Return the entries below verbatim. Pictures stay out.
#### TASK DATA
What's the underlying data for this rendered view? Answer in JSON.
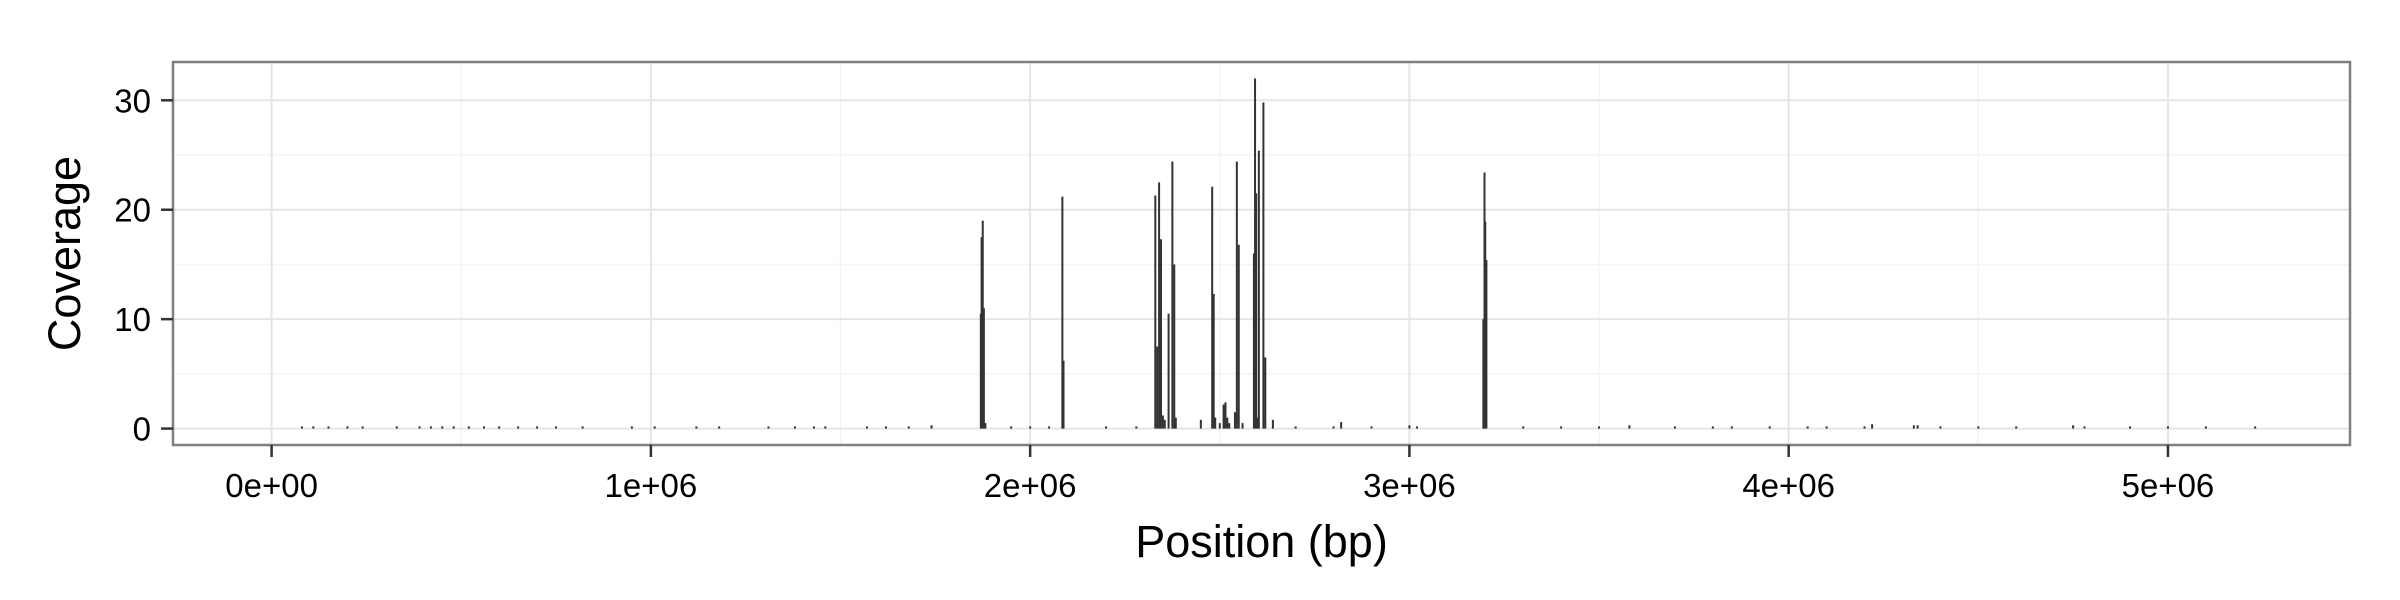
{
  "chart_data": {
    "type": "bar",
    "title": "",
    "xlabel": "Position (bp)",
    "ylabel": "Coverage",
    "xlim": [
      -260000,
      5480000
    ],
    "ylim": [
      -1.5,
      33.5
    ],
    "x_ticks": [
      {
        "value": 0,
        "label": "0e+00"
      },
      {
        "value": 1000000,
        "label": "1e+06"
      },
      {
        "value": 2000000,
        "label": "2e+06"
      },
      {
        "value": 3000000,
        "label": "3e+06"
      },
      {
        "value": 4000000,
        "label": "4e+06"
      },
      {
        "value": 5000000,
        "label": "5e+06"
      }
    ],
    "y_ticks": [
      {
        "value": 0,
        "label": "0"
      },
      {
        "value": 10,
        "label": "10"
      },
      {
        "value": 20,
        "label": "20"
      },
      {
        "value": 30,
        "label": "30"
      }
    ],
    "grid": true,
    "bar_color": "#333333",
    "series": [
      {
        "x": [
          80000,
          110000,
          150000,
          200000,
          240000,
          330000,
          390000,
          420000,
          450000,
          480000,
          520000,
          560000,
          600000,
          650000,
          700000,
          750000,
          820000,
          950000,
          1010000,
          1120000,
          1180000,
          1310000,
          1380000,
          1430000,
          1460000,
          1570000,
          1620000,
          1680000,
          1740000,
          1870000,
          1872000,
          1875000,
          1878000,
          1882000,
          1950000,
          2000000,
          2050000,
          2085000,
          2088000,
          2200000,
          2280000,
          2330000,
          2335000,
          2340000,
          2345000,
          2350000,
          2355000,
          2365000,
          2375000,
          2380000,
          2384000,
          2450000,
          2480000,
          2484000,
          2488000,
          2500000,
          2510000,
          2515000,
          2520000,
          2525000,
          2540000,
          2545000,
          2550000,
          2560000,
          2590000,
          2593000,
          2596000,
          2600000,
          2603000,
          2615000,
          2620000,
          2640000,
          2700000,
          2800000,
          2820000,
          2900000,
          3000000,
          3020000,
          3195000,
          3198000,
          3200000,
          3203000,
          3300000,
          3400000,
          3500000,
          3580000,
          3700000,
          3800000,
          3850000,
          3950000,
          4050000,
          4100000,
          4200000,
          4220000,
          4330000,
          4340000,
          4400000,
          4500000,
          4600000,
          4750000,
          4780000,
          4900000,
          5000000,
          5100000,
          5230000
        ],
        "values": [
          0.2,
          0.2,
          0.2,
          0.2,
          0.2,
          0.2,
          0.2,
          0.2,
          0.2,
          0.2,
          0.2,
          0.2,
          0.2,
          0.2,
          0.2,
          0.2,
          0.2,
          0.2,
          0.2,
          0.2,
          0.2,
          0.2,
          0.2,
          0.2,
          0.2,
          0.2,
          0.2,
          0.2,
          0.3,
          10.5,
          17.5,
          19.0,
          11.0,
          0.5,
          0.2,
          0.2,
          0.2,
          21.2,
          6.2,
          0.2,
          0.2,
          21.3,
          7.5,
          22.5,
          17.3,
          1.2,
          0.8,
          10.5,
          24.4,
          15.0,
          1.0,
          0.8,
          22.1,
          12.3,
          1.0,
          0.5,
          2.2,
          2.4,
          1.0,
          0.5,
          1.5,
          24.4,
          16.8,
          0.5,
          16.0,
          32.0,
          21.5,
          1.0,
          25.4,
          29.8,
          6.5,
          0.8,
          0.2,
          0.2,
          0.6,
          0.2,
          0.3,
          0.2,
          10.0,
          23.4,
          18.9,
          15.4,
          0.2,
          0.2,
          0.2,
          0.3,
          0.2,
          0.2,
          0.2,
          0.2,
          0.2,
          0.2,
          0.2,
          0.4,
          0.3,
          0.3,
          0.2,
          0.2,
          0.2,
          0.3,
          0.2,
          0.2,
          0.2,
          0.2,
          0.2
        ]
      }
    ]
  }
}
########
▶ CORRECT RESPONSE:
What's the underlying data for this rendered view? Answer in JSON.
{
  "chart_data": {
    "type": "bar",
    "title": "",
    "xlabel": "Position (bp)",
    "ylabel": "Coverage",
    "xlim": [
      -260000,
      5480000
    ],
    "ylim": [
      -1.5,
      33.5
    ],
    "x_ticks": [
      {
        "value": 0,
        "label": "0e+00"
      },
      {
        "value": 1000000,
        "label": "1e+06"
      },
      {
        "value": 2000000,
        "label": "2e+06"
      },
      {
        "value": 3000000,
        "label": "3e+06"
      },
      {
        "value": 4000000,
        "label": "4e+06"
      },
      {
        "value": 5000000,
        "label": "5e+06"
      }
    ],
    "y_ticks": [
      {
        "value": 0,
        "label": "0"
      },
      {
        "value": 10,
        "label": "10"
      },
      {
        "value": 20,
        "label": "20"
      },
      {
        "value": 30,
        "label": "30"
      }
    ],
    "grid": true,
    "bar_color": "#333333",
    "series": [
      {
        "x": [
          80000,
          110000,
          150000,
          200000,
          240000,
          330000,
          390000,
          420000,
          450000,
          480000,
          520000,
          560000,
          600000,
          650000,
          700000,
          750000,
          820000,
          950000,
          1010000,
          1120000,
          1180000,
          1310000,
          1380000,
          1430000,
          1460000,
          1570000,
          1620000,
          1680000,
          1740000,
          1870000,
          1872000,
          1875000,
          1878000,
          1882000,
          1950000,
          2000000,
          2050000,
          2085000,
          2088000,
          2200000,
          2280000,
          2330000,
          2335000,
          2340000,
          2345000,
          2350000,
          2355000,
          2365000,
          2375000,
          2380000,
          2384000,
          2450000,
          2480000,
          2484000,
          2488000,
          2500000,
          2510000,
          2515000,
          2520000,
          2525000,
          2540000,
          2545000,
          2550000,
          2560000,
          2590000,
          2593000,
          2596000,
          2600000,
          2603000,
          2615000,
          2620000,
          2640000,
          2700000,
          2800000,
          2820000,
          2900000,
          3000000,
          3020000,
          3195000,
          3198000,
          3200000,
          3203000,
          3300000,
          3400000,
          3500000,
          3580000,
          3700000,
          3800000,
          3850000,
          3950000,
          4050000,
          4100000,
          4200000,
          4220000,
          4330000,
          4340000,
          4400000,
          4500000,
          4600000,
          4750000,
          4780000,
          4900000,
          5000000,
          5100000,
          5230000
        ],
        "values": [
          0.2,
          0.2,
          0.2,
          0.2,
          0.2,
          0.2,
          0.2,
          0.2,
          0.2,
          0.2,
          0.2,
          0.2,
          0.2,
          0.2,
          0.2,
          0.2,
          0.2,
          0.2,
          0.2,
          0.2,
          0.2,
          0.2,
          0.2,
          0.2,
          0.2,
          0.2,
          0.2,
          0.2,
          0.3,
          10.5,
          17.5,
          19.0,
          11.0,
          0.5,
          0.2,
          0.2,
          0.2,
          21.2,
          6.2,
          0.2,
          0.2,
          21.3,
          7.5,
          22.5,
          17.3,
          1.2,
          0.8,
          10.5,
          24.4,
          15.0,
          1.0,
          0.8,
          22.1,
          12.3,
          1.0,
          0.5,
          2.2,
          2.4,
          1.0,
          0.5,
          1.5,
          24.4,
          16.8,
          0.5,
          16.0,
          32.0,
          21.5,
          1.0,
          25.4,
          29.8,
          6.5,
          0.8,
          0.2,
          0.2,
          0.6,
          0.2,
          0.3,
          0.2,
          10.0,
          23.4,
          18.9,
          15.4,
          0.2,
          0.2,
          0.2,
          0.3,
          0.2,
          0.2,
          0.2,
          0.2,
          0.2,
          0.2,
          0.2,
          0.4,
          0.3,
          0.3,
          0.2,
          0.2,
          0.2,
          0.3,
          0.2,
          0.2,
          0.2,
          0.2,
          0.2
        ]
      }
    ]
  }
}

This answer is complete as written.